--- Request ---
Reproduce verbatim the records starting at the line containing "ew4-mexico (380, 600, 500, 695)" and ending at the line containing "break-label: 70% (498, 836, 529, 853)", including both of those lines.

--- Dataset records ---
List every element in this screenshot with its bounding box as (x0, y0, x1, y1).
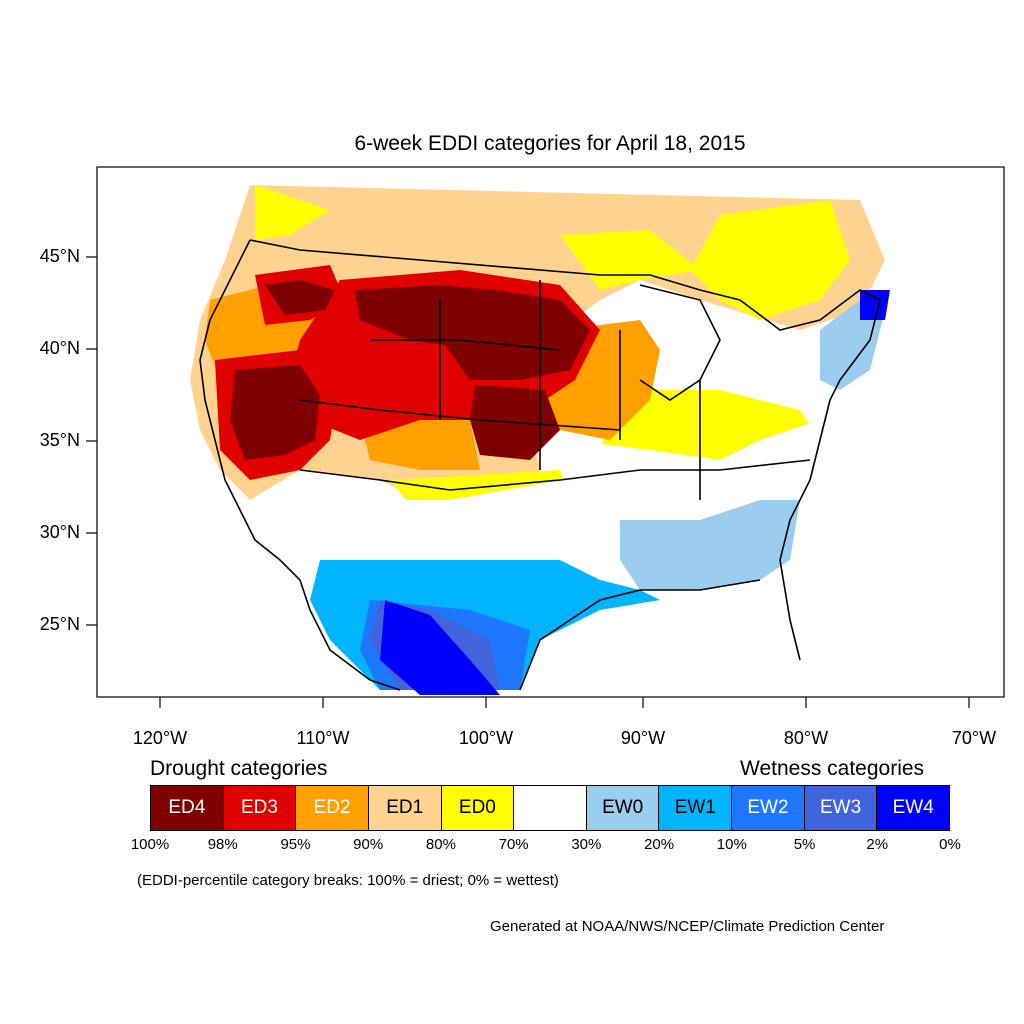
ew4-mexico (380, 600, 500, 695)
ed0-north (255, 185, 330, 240)
ed0-northeast (690, 200, 850, 320)
legend-cell-ew4: EW4 (877, 786, 950, 830)
wetness-heading: Wetness categories (740, 757, 925, 780)
lon-label-80: 80°W (783, 728, 829, 748)
ed2-southwest (360, 420, 480, 470)
lon-label-90: 90°W (620, 728, 666, 748)
lat-label-40: 40°N (39, 338, 80, 358)
legend-cell-ew2: EW2 (732, 786, 805, 830)
ed0-midwest (600, 390, 820, 470)
breaks-note: (EDDI-percentile category breaks: 100% =… (137, 872, 559, 889)
lat-label-45: 45°N (39, 246, 80, 266)
ew0-southeast (620, 500, 800, 590)
legend-cell-ew0: EW0 (586, 786, 660, 830)
legend-cell-ed0: ED0 (441, 786, 515, 830)
break-label: 2% (866, 836, 889, 853)
break-label: 0% (939, 836, 961, 853)
break-label: 100% (130, 836, 170, 853)
lon-label-100: 100°W (458, 728, 514, 748)
lon-label-120: 120°W (132, 728, 188, 748)
neutral-midwest (570, 420, 820, 500)
lon-label-110: 110°W (296, 728, 350, 748)
legend-cell-ed4: ED4 (151, 786, 224, 830)
break-label: 98% (207, 836, 238, 853)
break-label: 30% (571, 836, 602, 853)
category-legend: ED4 ED3 ED2 ED1 ED0 EW0 EW1 EW2 EW3 EW4 (150, 785, 950, 831)
ew4-maine (860, 290, 890, 320)
legend-cell-ed3: ED3 (223, 786, 297, 830)
break-label: 5% (793, 836, 816, 853)
legend-cell-ew3: EW3 (804, 786, 878, 830)
credit-text: Generated at NOAA/NWS/NCEP/Climate Predi… (490, 918, 885, 935)
ew0-northeast (820, 300, 885, 390)
ed4-great-basin (230, 365, 320, 460)
lon-label-70: 70°W (951, 728, 997, 748)
break-label: 80% (425, 836, 456, 853)
break-label: 95% (280, 836, 311, 853)
coastlines (199, 239, 881, 691)
legend-cell-ed1: ED1 (368, 786, 442, 830)
legend-cell-ew1: EW1 (659, 786, 733, 830)
map-title: 6-week EDDI categories for April 18, 201… (354, 132, 746, 155)
lat-label-25: 25°N (39, 614, 80, 634)
break-label: 10% (716, 836, 747, 853)
break-label: 90% (353, 836, 384, 853)
ed4-idaho (265, 280, 335, 315)
break-label: 70% (498, 836, 529, 853)
ed4-dakotas (355, 285, 590, 380)
lat-label-35: 35°N (39, 430, 80, 450)
legend-cell-ed2: ED2 (296, 786, 369, 830)
tick-marks (86, 256, 970, 708)
lat-label-30: 30°N (39, 522, 80, 542)
map-frame (96, 166, 1005, 698)
eddi-map (86, 166, 1005, 708)
break-label: 20% (644, 836, 675, 853)
drought-heading: Drought categories (150, 757, 328, 780)
legend-cell-neutral (514, 786, 587, 830)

--- Final result ---
ew4-mexico (380, 600, 500, 695)
ed0-north (255, 185, 330, 240)
ed0-northeast (690, 200, 850, 320)
legend-cell-ew4: EW4 (877, 786, 950, 830)
wetness-heading: Wetness categories (740, 757, 925, 780)
lon-label-80: 80°W (783, 728, 829, 748)
ed2-southwest (360, 420, 480, 470)
lon-label-90: 90°W (620, 728, 666, 748)
lat-label-40: 40°N (39, 338, 80, 358)
legend-cell-ew2: EW2 (732, 786, 805, 830)
ed0-midwest (600, 390, 820, 470)
breaks-note: (EDDI-percentile category breaks: 100% =… (137, 872, 559, 889)
lat-label-45: 45°N (39, 246, 80, 266)
ew0-southeast (620, 500, 800, 590)
legend-cell-ew0: EW0 (586, 786, 660, 830)
legend-cell-ed0: ED0 (441, 786, 515, 830)
break-label: 2% (866, 836, 889, 853)
break-label: 0% (939, 836, 961, 853)
break-label: 100% (130, 836, 170, 853)
lon-label-100: 100°W (458, 728, 514, 748)
lon-label-120: 120°W (132, 728, 188, 748)
neutral-midwest (570, 420, 820, 500)
lon-label-110: 110°W (296, 728, 350, 748)
legend-cell-ed4: ED4 (151, 786, 224, 830)
break-label: 98% (207, 836, 238, 853)
break-label: 30% (571, 836, 602, 853)
category-legend: ED4 ED3 ED2 ED1 ED0 EW0 EW1 EW2 EW3 EW4 (150, 785, 950, 831)
ew4-maine (860, 290, 890, 320)
legend-cell-ed3: ED3 (223, 786, 297, 830)
break-label: 5% (793, 836, 816, 853)
legend-cell-ew3: EW3 (804, 786, 878, 830)
credit-text: Generated at NOAA/NWS/NCEP/Climate Predi… (490, 918, 885, 935)
ew0-northeast (820, 300, 885, 390)
ed4-great-basin (230, 365, 320, 460)
lon-label-70: 70°W (951, 728, 997, 748)
break-label: 80% (425, 836, 456, 853)
break-label: 95% (280, 836, 311, 853)
coastlines (199, 239, 881, 691)
legend-cell-ed1: ED1 (368, 786, 442, 830)
legend-cell-ew1: EW1 (659, 786, 733, 830)
map-title: 6-week EDDI categories for April 18, 201… (354, 132, 746, 155)
lat-label-25: 25°N (39, 614, 80, 634)
break-label: 10% (716, 836, 747, 853)
break-label: 90% (353, 836, 384, 853)
ed4-idaho (265, 280, 335, 315)
break-label: 70% (498, 836, 529, 853)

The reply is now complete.